▶ TASK STATEMENT
State the number of lines that include the string "кроветворной", and write nothing else.

(Part of a data file)

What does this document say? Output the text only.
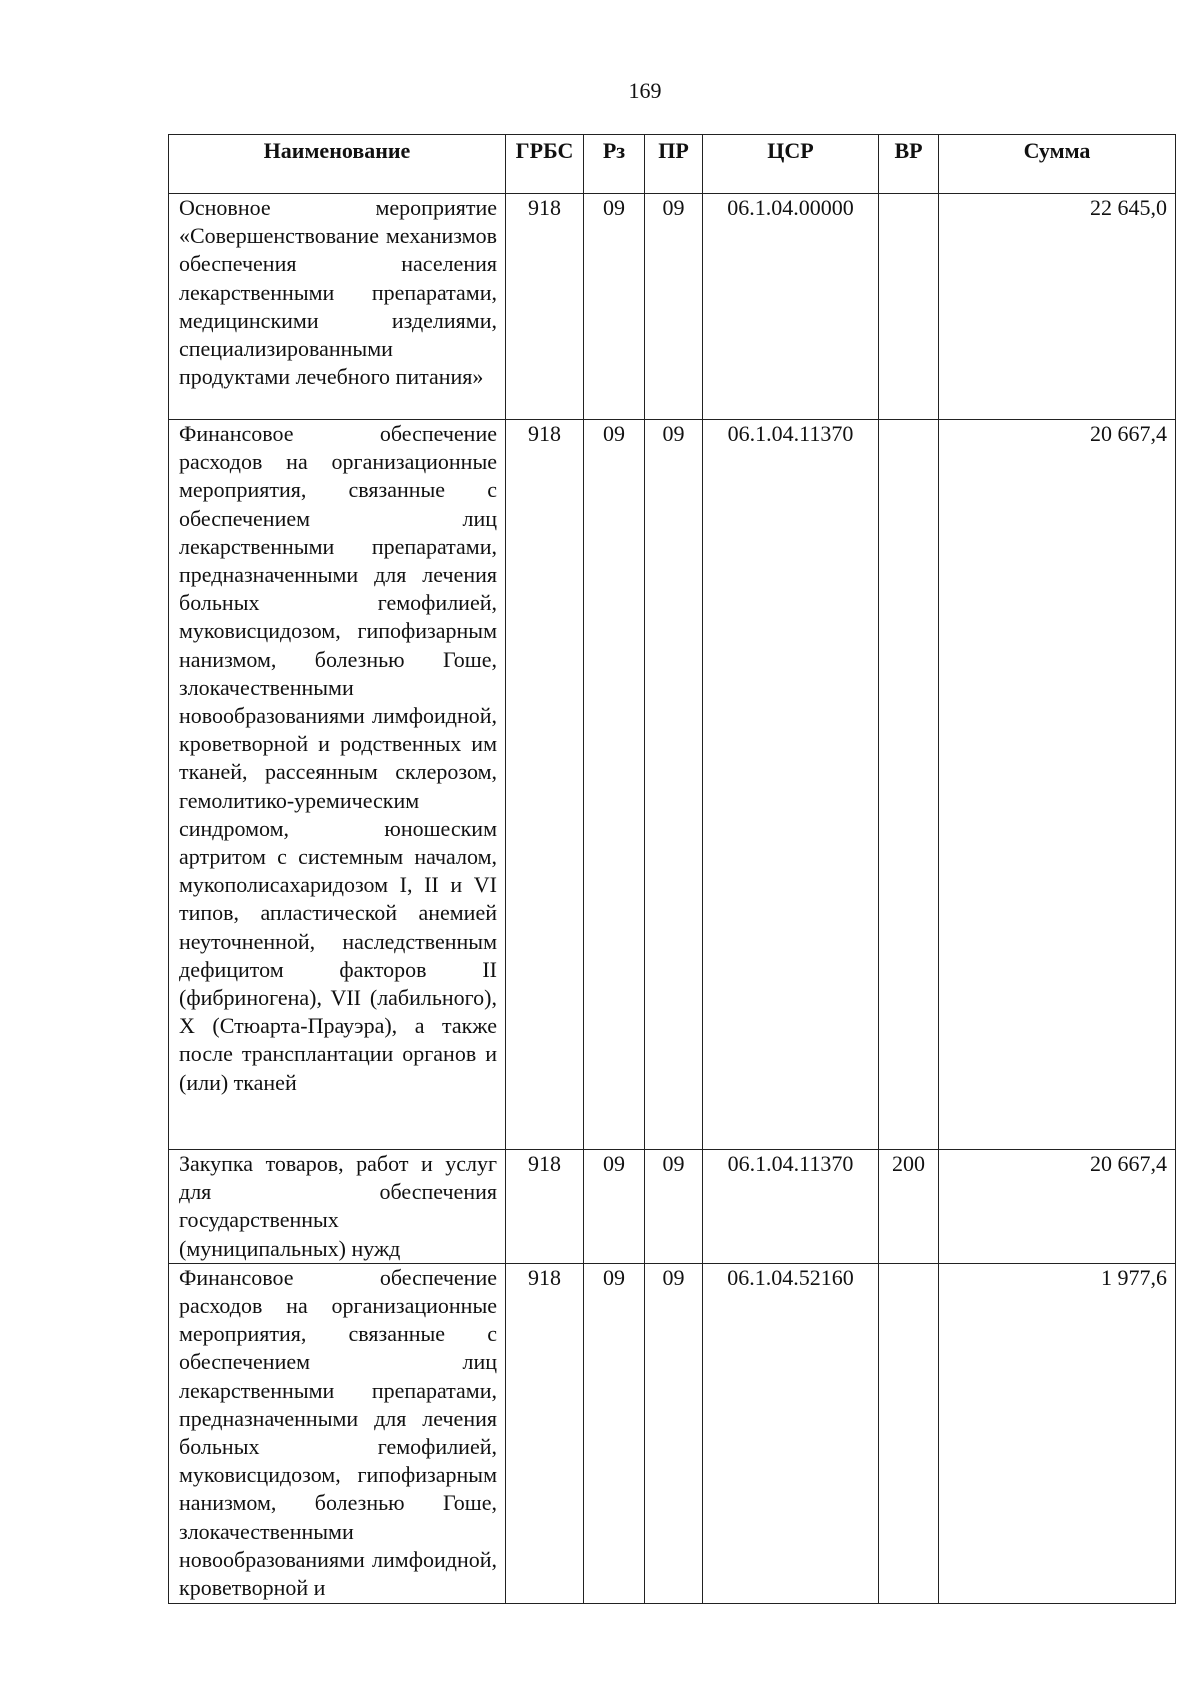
169
Наименование	ГРБС	Рз	ПР	ЦСР	ВР	Сумма
Основное мероприятие «Совершенствование механизмов обеспечения населения лекарственными препаратами, медицинскими изделиями, специализированными продуктами лечебного питания»	918	09	09	06.1.04.00000		22 645,0
Финансовое обеспечение расходов на организационные мероприятия, связанные с обеспечением лиц лекарственными препаратами, предназначенными для лечения больных гемофилией, муковисцидозом, гипофизарным нанизмом, болезнью Гоше, злокачественными новообразованиями лимфоидной, кроветворной и родственных им тканей, рассеянным склерозом, гемолитико-уремическим синдромом, юношеским артритом с системным началом, мукополисахаридозом I, II и VI типов, апластической анемией неуточненной, наследственным дефицитом факторов II (фибриногена), VII (лабильного), X (Стюарта-Прауэра), а также после трансплантации органов и (или) тканей	918	09	09	06.1.04.11370		20 667,4
Закупка товаров, работ и услуг для обеспечения государственных (муниципальных) нужд	918	09	09	06.1.04.11370	200	20 667,4
Финансовое обеспечение расходов на организационные мероприятия, связанные с обеспечением лиц лекарственными препаратами, предназначенными для лечения больных гемофилией, муковисцидозом, гипофизарным нанизмом, болезнью Гоше, злокачественными новообразованиями лимфоидной, кроветворной и	918	09	09	06.1.04.52160		1 977,6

▶ ANSWER TO THE TASK
2